### DIRECTIONS FOR THIS TASK
Can you continue the article about Genius's lawsuit against Google and LyricFind, starting right after its last paragraph?

### DOCUMENT SEGMENT
• • • • • • •

By | Published on Monday 14 March 2022

Genius

The US Second Circuit appeals court last week declined to reinstate the lawsuit filed by lyrics site Genius against Google and LyricFind. The appellate judges concurred with the lower court that said Genius’s case was really a copyright case – despite it suing for breach of contract and unfair competition – and that the lyrics site couldn’t pursue such a case because it didn’t own the copyright in the lyrics it claims Google and LyricFind ripped off.

Genius first sued Google in late 2019, claiming that the tech giant was pulling lyrics from its website for use in the information boxes that appear on the Google search engine when you search for a song. It said it had caught Google nabbing its lyrics by strategically placing different kinds of apostrophes and spaces within the lyrics it published, and then watching as those specific combinations of apostrophes and spaces popped up on the Google platform.

For its part, Google insisted that all its information box lyrics came from its music industry partners, and in particular lyrics aggregator LyricFind. Having been officially pulled into the squabble, LyricFind then said that it mainly sourced its lyrics from the music publishers it works with. And while it does have its own content team that checks and cleans the lyrics, it does not use Genius as a source when doing that work.

None of which explained how those specific combinations of apostrophes and spaces were appearing on the Google site. But, either way, Genius had a problem. It doesn’t own the copyright in any of the lyrics on its website – because those rights belong to the songwriters and music publishers. So even if LyricFind, Google or someone else in the supply chain was cutting and pasting lyrics from the Genius site, it still couldn’t sue for copyright infringement.

This is why Genius instead sued for things like breach of contract and unfair competition. That was mainly based on the argument that the Genius website had terms of service which forbid the lifting of lyrics off the site for commercial purposes; and that Google or LyricFind were bound by those terms of service whenever they connected to the site; and by copying any Genius compiled lyrics they were in breach of the terms.

• • • • • • •

Document structure recognition data:
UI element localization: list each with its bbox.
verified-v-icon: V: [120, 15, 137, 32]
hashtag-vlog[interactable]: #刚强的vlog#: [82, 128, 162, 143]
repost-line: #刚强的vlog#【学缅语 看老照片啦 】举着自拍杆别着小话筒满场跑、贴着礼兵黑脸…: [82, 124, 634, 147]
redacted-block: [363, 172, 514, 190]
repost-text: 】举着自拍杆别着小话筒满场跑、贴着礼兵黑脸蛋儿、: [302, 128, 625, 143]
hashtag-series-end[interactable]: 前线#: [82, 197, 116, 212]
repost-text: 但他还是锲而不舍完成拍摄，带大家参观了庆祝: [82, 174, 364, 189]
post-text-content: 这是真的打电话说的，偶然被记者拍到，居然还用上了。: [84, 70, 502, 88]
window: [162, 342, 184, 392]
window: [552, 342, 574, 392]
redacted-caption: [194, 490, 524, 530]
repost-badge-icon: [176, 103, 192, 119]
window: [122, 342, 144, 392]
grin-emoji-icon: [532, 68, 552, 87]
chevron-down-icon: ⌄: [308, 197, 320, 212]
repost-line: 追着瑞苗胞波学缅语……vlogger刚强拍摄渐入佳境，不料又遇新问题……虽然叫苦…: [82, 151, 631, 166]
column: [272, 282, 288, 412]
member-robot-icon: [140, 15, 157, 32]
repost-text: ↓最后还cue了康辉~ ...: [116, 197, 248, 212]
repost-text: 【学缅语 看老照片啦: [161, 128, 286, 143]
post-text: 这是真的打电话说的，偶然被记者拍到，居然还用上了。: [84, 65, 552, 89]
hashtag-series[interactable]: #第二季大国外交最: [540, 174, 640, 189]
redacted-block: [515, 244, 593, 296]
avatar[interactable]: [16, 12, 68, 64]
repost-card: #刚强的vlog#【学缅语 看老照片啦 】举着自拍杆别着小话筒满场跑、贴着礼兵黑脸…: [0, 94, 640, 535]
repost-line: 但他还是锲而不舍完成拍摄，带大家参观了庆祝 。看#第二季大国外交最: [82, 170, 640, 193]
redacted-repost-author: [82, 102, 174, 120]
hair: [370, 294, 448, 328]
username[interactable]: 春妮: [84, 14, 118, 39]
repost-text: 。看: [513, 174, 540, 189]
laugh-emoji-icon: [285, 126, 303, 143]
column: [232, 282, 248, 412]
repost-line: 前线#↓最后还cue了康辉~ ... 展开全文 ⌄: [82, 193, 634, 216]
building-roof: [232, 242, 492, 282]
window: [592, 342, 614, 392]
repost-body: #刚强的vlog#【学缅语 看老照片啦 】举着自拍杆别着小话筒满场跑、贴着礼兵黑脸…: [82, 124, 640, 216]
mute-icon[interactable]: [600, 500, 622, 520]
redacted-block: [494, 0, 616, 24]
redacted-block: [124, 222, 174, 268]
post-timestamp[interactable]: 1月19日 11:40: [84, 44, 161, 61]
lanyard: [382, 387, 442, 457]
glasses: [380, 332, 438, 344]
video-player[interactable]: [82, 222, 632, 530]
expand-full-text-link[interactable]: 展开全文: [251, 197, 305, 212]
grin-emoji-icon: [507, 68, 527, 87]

• • • • • • •

### EXERCISE RESPONSE
However, in court Google successfully argued that this was definitely a copyright case, and US copyright law specifically prevents people from pursuing breach of contract claims when the alleged breach relates to allegations of copyright infringement. Instead the plaintiff is obliged to sue for the infringement. But, of course, it can only do so if it’s the copyright owner. Which meant the Genius case was dead.

Genius then sought to get the case revived on appeal. But last week the Second Circuit stated: “Genius argues that the district court erred by concluding that its breach of contract and unfair competition claims are statutorily preempted [by copyright law]. We disagree”.

The Second Circuit’s judgement explains in more detail why each of Genius’s claims are “preempted” by copyright rules, though the key bit of law behind its ruling is Section 301 of the US Copyright Act, which is cited early on in last week’s judgement.

That section says that “all legal or equitable rights that are equivalent to any of the exclusive rights within the general scope of copyright … are governed exclusively by this title. Thereafter, no person is entitled to any such right or equivalent right in any such work under the common law or statutes of any state”.

We await to see if Genius plans to take the matter any further.